Lines of data:
☆ ☆ ☆ ☆ ☆

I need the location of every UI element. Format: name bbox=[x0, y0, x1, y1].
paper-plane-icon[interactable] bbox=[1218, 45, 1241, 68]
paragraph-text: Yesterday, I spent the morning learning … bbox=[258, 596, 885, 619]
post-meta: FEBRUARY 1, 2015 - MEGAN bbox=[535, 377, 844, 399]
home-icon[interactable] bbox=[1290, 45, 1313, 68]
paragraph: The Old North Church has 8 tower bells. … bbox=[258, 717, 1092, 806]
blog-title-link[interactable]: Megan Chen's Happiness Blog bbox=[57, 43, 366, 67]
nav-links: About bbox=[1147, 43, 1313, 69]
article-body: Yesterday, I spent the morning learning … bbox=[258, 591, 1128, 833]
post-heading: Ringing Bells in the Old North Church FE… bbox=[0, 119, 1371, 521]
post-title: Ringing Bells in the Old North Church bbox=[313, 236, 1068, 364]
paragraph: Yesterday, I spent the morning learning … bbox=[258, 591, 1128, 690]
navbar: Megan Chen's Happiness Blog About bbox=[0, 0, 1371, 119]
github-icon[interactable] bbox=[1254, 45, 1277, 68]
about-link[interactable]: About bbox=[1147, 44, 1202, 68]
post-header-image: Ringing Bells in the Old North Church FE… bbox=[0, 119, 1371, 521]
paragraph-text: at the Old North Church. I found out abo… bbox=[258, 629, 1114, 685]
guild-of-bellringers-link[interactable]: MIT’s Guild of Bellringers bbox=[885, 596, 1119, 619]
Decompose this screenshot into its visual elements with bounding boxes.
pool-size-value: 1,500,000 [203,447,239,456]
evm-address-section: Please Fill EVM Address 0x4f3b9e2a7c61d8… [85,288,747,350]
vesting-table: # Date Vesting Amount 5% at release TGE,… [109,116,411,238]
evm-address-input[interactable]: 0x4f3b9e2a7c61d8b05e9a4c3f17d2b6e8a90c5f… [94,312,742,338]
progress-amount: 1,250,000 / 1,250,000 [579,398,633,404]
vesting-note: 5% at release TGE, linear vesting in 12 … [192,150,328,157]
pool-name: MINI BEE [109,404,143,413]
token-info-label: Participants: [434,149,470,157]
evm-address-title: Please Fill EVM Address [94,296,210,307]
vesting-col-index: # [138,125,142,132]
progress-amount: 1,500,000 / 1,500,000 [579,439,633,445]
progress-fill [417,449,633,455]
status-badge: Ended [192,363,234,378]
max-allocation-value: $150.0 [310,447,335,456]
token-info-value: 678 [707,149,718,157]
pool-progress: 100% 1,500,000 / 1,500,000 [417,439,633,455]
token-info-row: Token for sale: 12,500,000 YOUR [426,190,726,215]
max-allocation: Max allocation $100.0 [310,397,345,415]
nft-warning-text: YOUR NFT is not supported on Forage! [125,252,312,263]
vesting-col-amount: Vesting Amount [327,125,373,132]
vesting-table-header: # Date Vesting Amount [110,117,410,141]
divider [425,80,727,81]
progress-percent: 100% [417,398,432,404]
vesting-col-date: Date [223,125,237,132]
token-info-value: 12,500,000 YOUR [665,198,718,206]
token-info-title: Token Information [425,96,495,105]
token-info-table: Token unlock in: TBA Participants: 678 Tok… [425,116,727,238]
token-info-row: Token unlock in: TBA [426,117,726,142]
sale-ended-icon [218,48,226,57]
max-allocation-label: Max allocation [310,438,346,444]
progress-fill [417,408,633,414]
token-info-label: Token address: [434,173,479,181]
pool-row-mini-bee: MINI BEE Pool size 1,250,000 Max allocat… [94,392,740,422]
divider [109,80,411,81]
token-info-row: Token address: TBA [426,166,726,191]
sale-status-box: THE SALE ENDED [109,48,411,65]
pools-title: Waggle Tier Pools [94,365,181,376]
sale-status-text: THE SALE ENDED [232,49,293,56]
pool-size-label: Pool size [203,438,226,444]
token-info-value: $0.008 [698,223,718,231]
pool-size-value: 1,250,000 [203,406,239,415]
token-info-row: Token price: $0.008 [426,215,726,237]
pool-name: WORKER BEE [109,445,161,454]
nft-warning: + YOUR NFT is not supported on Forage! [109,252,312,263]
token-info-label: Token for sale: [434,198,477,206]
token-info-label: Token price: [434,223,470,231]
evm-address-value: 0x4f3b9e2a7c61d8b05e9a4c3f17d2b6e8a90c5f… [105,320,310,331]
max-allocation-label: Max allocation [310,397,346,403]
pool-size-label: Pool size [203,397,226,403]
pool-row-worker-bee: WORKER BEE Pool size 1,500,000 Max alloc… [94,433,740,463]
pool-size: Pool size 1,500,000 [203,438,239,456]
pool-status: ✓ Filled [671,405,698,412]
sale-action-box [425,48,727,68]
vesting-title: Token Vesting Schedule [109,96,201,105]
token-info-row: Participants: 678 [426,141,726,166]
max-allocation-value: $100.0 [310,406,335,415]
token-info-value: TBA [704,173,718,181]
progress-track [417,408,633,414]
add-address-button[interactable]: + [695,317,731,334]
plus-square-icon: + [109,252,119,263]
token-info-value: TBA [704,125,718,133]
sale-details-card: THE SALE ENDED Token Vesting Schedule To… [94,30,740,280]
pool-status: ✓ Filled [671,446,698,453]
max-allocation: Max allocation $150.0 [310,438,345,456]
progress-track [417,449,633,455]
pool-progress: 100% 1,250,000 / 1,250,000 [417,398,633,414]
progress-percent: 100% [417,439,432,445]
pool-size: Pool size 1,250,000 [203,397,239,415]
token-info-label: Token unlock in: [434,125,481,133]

☆ ☆ ☆ ☆ ☆

Retype every one of the lines above without changing anything.

I need the location of every UI element. Format: name bbox=[x0, y0, x1, y1].
paper-plane-icon[interactable] bbox=[1218, 45, 1241, 68]
paragraph-text: Yesterday, I spent the morning learning … bbox=[258, 596, 885, 619]
post-meta: FEBRUARY 1, 2015 - MEGAN bbox=[535, 377, 844, 399]
home-icon[interactable] bbox=[1290, 45, 1313, 68]
paragraph: The Old North Church has 8 tower bells. … bbox=[258, 717, 1092, 806]
blog-title-link[interactable]: Megan Chen's Happiness Blog bbox=[57, 43, 366, 67]
nav-links: About bbox=[1147, 43, 1313, 69]
article-body: Yesterday, I spent the morning learning … bbox=[258, 591, 1128, 833]
post-heading: Ringing Bells in the Old North Church FE… bbox=[0, 119, 1371, 521]
post-title: Ringing Bells in the Old North Church bbox=[313, 236, 1068, 364]
paragraph: Yesterday, I spent the morning learning … bbox=[258, 591, 1128, 690]
navbar: Megan Chen's Happiness Blog About bbox=[0, 0, 1371, 119]
github-icon[interactable] bbox=[1254, 45, 1277, 68]
about-link[interactable]: About bbox=[1147, 44, 1202, 68]
post-header-image: Ringing Bells in the Old North Church FE… bbox=[0, 119, 1371, 521]
paragraph-text: at the Old North Church. I found out abo… bbox=[258, 629, 1114, 685]
guild-of-bellringers-link[interactable]: MIT’s Guild of Bellringers bbox=[885, 596, 1119, 619]
Decompose this screenshot into its visual elements with bounding boxes.
pool-size-value: 1,500,000 [203,447,239,456]
evm-address-section: Please Fill EVM Address 0x4f3b9e2a7c61d8… [85,288,747,350]
vesting-table: # Date Vesting Amount 5% at release TGE,… [109,116,411,238]
evm-address-input[interactable]: 0x4f3b9e2a7c61d8b05e9a4c3f17d2b6e8a90c5f… [94,312,742,338]
progress-amount: 1,250,000 / 1,250,000 [579,398,633,404]
vesting-note: 5% at release TGE, linear vesting in 12 … [192,150,328,157]
pool-name: MINI BEE [109,404,143,413]
token-info-label: Participants: [434,149,470,157]
evm-address-title: Please Fill EVM Address [94,296,210,307]
vesting-col-index: # [138,125,142,132]
progress-amount: 1,500,000 / 1,500,000 [579,439,633,445]
progress-fill [417,449,633,455]
status-badge: Ended [192,363,234,378]
max-allocation-value: $150.0 [310,447,335,456]
token-info-value: 678 [707,149,718,157]
pool-progress: 100% 1,500,000 / 1,500,000 [417,439,633,455]
token-info-row: Token for sale: 12,500,000 YOUR [426,190,726,215]
max-allocation: Max allocation $100.0 [310,397,345,415]
nft-warning-text: YOUR NFT is not supported on Forage! [125,252,312,263]
vesting-col-amount: Vesting Amount [327,125,373,132]
vesting-table-header: # Date Vesting Amount [110,117,410,141]
divider [425,80,727,81]
progress-percent: 100% [417,398,432,404]
vesting-col-date: Date [223,125,237,132]
token-info-value: 12,500,000 YOUR [665,198,718,206]
token-info-title: Token Information [425,96,495,105]
token-info-table: Token unlock in: TBA Participants: 678 Tok… [425,116,727,238]
token-info-row: Token unlock in: TBA [426,117,726,142]
sale-ended-icon [218,48,226,57]
max-allocation-label: Max allocation [310,438,346,444]
progress-fill [417,408,633,414]
token-info-label: Token address: [434,173,479,181]
pool-row-mini-bee: MINI BEE Pool size 1,250,000 Max allocat… [94,392,740,422]
divider [109,80,411,81]
token-info-row: Token address: TBA [426,166,726,191]
sale-status-box: THE SALE ENDED [109,48,411,65]
pools-title: Waggle Tier Pools [94,365,181,376]
sale-status-text: THE SALE ENDED [232,49,293,56]
pool-size-label: Pool size [203,438,226,444]
token-info-value: $0.008 [698,223,718,231]
pool-size-value: 1,250,000 [203,406,239,415]
token-info-row: Token price: $0.008 [426,215,726,237]
pool-name: WORKER BEE [109,445,161,454]
nft-warning: + YOUR NFT is not supported on Forage! [109,252,312,263]
token-info-label: Token for sale: [434,198,477,206]
token-info-label: Token price: [434,223,470,231]
evm-address-value: 0x4f3b9e2a7c61d8b05e9a4c3f17d2b6e8a90c5f… [105,320,310,331]
max-allocation-label: Max allocation [310,397,346,403]
pool-size-label: Pool size [203,397,226,403]
pool-row-worker-bee: WORKER BEE Pool size 1,500,000 Max alloc… [94,433,740,463]
pool-size: Pool size 1,500,000 [203,438,239,456]
pool-status: ✓ Filled [671,405,698,412]
sale-action-box [425,48,727,68]
vesting-title: Token Vesting Schedule [109,96,201,105]
token-info-row: Participants: 678 [426,141,726,166]
max-allocation-value: $100.0 [310,406,335,415]
token-info-value: TBA [704,173,718,181]
progress-track [417,408,633,414]
add-address-button[interactable]: + [695,317,731,334]
plus-square-icon: + [109,252,119,263]
token-info-value: TBA [704,125,718,133]
sale-details-card: THE SALE ENDED Token Vesting Schedule To… [94,30,740,280]
pool-status: ✓ Filled [671,446,698,453]
max-allocation: Max allocation $150.0 [310,438,345,456]
progress-track [417,449,633,455]
pool-progress: 100% 1,250,000 / 1,250,000 [417,398,633,414]
progress-percent: 100% [417,439,432,445]
pool-size: Pool size 1,250,000 [203,397,239,415]
token-info-label: Token unlock in: [434,125,481,133]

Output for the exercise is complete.